■ RAW RECORDS ■
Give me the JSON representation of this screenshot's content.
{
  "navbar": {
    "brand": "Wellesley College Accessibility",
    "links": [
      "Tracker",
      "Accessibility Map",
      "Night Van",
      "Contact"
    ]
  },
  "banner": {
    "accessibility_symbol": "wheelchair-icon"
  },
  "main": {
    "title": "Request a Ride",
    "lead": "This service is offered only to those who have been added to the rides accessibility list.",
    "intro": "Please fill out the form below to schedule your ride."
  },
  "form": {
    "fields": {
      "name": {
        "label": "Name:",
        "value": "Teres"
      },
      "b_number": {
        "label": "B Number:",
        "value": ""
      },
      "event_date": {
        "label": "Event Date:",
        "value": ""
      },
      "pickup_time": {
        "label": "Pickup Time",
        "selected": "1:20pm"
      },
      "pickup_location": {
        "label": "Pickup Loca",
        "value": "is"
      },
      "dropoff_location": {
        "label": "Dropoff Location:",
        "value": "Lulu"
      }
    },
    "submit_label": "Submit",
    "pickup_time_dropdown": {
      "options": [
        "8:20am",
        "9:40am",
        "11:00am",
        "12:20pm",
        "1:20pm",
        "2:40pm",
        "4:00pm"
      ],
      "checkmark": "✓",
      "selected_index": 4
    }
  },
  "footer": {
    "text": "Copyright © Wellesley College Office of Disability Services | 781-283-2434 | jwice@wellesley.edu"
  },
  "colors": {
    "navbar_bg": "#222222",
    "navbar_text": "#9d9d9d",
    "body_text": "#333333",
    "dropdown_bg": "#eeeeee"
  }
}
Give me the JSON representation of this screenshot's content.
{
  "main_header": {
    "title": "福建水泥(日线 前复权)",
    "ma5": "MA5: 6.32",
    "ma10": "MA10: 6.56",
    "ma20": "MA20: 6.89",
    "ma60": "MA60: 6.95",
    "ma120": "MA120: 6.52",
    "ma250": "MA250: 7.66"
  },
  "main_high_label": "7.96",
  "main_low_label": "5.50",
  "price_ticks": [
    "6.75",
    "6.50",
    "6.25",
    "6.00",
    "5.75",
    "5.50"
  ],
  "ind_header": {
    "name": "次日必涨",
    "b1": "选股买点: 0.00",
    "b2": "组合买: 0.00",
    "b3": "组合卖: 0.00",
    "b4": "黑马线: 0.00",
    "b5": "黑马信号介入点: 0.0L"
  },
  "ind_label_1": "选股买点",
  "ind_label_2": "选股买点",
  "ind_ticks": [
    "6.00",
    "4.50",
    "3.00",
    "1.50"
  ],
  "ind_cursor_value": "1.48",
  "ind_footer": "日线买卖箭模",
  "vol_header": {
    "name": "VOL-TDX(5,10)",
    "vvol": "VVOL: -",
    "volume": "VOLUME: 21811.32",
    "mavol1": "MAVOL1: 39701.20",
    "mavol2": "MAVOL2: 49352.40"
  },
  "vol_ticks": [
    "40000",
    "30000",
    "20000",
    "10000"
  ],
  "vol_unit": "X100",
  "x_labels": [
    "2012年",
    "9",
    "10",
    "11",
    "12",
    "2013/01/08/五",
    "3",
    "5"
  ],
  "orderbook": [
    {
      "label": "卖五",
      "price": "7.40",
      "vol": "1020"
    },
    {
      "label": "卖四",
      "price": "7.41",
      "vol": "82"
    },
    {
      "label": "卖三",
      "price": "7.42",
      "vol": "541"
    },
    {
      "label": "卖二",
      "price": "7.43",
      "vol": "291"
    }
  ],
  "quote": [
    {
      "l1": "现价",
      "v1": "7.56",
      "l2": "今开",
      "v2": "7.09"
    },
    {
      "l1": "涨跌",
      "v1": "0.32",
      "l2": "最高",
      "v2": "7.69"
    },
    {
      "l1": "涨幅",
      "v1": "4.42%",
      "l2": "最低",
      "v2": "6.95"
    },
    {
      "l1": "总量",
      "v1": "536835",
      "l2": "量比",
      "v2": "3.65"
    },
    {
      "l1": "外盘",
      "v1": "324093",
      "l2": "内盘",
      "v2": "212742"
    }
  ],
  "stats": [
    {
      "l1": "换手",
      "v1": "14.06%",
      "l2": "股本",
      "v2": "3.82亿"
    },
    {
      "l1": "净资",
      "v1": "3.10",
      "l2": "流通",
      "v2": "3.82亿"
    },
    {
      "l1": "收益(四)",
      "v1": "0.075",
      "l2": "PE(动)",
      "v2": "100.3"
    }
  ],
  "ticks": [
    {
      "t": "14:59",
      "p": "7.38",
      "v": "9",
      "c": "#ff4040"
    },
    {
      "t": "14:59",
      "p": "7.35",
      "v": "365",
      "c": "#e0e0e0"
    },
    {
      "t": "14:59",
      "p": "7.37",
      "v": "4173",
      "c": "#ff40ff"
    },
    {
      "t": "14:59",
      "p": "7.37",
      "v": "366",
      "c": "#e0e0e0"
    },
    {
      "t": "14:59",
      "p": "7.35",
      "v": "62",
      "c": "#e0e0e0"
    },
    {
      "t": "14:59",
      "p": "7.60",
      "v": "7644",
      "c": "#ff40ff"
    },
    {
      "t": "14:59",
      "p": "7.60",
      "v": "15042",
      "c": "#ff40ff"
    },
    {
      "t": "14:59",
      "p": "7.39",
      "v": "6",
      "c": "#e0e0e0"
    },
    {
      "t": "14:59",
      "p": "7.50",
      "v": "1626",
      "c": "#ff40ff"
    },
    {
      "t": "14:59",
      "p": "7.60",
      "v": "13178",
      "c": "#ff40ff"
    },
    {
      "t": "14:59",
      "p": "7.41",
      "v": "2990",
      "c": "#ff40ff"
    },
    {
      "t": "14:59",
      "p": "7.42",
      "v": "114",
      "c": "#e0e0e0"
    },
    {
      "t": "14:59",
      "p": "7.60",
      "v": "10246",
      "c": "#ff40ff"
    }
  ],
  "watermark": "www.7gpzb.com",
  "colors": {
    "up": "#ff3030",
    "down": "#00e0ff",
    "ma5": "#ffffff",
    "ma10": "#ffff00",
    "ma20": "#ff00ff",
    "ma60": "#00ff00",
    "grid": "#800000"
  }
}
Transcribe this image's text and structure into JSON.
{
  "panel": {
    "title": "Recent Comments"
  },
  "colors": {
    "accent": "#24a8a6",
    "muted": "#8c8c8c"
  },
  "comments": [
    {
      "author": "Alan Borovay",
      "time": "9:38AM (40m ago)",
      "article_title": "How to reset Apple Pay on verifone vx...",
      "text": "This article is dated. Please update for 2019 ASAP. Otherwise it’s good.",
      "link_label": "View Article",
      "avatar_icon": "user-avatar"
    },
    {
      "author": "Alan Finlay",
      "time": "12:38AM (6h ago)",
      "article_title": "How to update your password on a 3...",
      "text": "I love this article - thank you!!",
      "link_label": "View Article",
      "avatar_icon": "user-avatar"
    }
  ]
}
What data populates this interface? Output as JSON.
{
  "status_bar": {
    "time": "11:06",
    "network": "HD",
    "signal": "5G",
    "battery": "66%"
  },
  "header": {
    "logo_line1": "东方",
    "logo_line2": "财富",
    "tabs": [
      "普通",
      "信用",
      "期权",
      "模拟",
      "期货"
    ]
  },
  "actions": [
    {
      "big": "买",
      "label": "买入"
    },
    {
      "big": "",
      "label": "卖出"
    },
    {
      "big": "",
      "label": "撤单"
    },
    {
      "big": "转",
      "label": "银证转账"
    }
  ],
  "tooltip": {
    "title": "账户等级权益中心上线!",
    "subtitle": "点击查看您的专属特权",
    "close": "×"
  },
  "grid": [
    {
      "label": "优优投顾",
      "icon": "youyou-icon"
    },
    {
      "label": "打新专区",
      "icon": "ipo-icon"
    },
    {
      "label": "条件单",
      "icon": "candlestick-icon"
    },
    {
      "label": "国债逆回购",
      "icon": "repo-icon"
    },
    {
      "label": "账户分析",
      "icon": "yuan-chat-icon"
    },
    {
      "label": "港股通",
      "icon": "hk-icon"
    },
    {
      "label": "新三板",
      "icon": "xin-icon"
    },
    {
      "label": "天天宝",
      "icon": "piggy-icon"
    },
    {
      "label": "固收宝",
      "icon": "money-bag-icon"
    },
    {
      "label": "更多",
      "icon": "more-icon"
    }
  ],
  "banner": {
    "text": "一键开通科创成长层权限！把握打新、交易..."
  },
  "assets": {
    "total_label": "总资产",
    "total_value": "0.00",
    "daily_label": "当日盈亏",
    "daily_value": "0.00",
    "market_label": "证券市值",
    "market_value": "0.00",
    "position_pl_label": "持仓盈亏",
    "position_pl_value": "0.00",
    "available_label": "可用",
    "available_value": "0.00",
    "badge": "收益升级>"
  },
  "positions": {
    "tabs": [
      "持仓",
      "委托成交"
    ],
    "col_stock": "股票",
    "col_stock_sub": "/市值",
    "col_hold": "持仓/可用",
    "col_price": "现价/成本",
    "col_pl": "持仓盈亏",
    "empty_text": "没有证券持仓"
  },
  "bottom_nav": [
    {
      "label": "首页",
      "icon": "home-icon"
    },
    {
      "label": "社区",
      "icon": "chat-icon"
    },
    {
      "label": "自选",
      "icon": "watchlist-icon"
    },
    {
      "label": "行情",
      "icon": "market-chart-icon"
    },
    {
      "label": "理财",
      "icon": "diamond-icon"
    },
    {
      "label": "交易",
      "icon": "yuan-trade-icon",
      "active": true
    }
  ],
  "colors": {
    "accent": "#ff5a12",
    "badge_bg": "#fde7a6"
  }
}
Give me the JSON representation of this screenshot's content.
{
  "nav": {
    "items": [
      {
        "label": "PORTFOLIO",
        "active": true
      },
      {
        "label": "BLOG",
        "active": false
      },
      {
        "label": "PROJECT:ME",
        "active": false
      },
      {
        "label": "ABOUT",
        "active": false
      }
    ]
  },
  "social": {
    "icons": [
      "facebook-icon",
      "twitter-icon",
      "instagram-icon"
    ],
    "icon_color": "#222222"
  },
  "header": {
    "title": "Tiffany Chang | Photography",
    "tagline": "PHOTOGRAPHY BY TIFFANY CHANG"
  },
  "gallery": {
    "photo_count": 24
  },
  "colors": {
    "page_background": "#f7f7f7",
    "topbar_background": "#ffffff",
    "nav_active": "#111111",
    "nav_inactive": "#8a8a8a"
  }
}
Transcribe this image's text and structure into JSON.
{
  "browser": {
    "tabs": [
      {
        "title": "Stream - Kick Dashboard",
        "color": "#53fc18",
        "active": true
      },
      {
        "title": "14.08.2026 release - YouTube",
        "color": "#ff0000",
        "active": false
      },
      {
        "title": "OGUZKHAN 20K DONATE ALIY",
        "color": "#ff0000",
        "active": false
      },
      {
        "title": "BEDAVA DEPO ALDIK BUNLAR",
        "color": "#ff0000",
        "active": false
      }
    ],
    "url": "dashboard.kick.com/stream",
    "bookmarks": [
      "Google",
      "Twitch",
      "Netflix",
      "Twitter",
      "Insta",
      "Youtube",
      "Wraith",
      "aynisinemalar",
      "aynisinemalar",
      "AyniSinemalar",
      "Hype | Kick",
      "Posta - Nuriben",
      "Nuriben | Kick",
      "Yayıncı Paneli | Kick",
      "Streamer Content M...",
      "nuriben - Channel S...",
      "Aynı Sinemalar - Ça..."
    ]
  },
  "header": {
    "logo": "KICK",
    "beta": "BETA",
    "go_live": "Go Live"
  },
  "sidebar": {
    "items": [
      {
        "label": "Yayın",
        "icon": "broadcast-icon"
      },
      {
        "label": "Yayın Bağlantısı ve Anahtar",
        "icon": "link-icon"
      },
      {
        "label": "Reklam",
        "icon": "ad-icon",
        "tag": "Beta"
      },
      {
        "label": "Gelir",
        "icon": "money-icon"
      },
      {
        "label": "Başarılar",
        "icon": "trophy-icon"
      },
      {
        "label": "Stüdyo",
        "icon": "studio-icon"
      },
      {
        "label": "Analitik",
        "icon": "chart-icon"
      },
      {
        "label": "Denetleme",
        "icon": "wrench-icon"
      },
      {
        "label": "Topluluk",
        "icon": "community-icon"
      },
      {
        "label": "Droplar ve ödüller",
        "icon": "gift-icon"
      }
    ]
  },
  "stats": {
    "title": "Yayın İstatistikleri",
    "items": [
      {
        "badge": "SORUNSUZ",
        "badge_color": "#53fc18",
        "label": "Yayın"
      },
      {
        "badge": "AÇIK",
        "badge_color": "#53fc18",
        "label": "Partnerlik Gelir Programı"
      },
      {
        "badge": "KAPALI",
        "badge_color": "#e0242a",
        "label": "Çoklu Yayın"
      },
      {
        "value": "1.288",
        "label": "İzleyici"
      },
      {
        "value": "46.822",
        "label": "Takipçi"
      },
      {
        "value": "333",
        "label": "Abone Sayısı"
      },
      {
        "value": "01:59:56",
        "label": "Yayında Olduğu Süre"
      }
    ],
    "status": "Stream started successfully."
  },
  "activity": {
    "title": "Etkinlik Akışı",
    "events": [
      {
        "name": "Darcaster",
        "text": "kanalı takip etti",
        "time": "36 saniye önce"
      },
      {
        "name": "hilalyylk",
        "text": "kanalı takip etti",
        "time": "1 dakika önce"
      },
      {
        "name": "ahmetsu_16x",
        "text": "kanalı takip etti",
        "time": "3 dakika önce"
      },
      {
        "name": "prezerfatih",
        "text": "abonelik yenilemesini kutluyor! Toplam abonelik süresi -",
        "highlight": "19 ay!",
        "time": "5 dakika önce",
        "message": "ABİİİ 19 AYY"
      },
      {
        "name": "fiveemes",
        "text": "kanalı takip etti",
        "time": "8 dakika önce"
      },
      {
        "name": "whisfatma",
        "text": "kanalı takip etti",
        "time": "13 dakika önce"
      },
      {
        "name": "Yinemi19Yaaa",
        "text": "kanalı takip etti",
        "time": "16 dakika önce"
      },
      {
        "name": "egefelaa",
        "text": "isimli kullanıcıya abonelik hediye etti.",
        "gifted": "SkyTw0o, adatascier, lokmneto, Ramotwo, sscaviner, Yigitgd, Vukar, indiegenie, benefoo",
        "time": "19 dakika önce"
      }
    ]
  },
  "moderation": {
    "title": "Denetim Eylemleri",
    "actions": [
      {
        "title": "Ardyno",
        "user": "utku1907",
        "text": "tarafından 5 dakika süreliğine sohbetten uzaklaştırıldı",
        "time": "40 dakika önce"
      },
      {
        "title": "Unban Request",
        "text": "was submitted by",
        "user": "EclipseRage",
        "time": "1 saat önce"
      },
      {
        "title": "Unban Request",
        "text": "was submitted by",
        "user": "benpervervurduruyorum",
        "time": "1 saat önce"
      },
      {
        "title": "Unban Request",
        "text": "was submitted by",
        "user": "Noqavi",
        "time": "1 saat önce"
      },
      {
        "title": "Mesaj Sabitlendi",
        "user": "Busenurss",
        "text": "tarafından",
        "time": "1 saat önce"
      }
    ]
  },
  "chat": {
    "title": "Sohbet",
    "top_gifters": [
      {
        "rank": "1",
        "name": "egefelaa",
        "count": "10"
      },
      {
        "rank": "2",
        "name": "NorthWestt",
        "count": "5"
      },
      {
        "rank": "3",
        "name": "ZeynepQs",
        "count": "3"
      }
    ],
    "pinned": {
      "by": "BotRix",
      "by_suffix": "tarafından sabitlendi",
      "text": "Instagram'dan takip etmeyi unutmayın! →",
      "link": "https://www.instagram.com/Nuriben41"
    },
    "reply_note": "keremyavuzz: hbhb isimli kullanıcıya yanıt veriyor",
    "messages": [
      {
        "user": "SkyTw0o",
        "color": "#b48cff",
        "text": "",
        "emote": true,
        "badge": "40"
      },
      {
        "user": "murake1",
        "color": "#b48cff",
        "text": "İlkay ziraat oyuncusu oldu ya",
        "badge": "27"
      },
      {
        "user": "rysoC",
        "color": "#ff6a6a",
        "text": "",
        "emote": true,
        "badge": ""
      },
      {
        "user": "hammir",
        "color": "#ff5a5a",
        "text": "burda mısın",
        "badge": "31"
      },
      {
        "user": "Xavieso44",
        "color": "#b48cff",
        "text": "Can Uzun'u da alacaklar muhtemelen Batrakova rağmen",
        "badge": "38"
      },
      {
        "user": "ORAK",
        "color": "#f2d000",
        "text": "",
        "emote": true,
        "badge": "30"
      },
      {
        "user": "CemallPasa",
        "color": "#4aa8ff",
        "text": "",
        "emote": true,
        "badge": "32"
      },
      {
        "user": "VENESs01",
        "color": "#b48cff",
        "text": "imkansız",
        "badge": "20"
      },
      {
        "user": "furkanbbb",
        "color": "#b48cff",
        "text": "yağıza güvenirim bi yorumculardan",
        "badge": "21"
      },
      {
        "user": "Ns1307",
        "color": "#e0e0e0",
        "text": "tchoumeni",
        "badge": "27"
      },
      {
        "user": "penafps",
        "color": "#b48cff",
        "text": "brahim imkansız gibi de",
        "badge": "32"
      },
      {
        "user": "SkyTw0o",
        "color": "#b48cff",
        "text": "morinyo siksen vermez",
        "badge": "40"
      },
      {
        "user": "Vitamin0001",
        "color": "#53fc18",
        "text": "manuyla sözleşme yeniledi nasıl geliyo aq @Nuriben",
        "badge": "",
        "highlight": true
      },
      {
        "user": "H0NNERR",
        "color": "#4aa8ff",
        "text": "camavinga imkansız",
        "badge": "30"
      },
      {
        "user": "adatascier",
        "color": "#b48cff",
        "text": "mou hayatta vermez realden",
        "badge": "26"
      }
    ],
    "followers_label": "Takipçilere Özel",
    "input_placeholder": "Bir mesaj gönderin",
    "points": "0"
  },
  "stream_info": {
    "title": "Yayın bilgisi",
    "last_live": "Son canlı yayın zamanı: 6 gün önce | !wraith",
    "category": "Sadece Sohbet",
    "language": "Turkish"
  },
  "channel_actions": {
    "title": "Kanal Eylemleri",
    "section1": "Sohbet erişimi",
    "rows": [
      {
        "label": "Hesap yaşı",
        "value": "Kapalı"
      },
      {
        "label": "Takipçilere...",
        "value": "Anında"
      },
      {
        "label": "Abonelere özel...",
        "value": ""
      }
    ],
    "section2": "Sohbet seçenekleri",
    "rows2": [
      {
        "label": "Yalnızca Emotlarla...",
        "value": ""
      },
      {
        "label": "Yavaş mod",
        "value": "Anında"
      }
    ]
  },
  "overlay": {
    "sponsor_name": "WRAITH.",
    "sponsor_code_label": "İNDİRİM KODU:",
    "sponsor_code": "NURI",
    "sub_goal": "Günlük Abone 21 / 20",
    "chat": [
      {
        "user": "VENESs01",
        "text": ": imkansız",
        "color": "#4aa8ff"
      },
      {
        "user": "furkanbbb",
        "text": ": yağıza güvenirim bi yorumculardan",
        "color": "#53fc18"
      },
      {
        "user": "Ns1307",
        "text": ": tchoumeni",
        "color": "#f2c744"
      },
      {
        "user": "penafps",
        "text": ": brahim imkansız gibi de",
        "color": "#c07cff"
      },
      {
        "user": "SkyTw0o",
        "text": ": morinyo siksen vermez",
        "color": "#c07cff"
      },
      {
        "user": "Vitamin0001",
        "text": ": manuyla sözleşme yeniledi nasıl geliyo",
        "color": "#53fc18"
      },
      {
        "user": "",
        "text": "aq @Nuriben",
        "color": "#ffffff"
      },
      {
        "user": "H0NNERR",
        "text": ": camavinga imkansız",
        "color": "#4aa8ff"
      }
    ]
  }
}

■ INSTRUCTIONS FOR THE TASK ■
Look through the listing above. Pick out each line with "tarafından" and copy it.

■ FINISHED EXERCISE ■
        "text": "tarafından 5 dakika süreliğine sohbetten uzaklaştırıldı",
        "text": "tarafından",
      "by_suffix": "tarafından sabitlendi",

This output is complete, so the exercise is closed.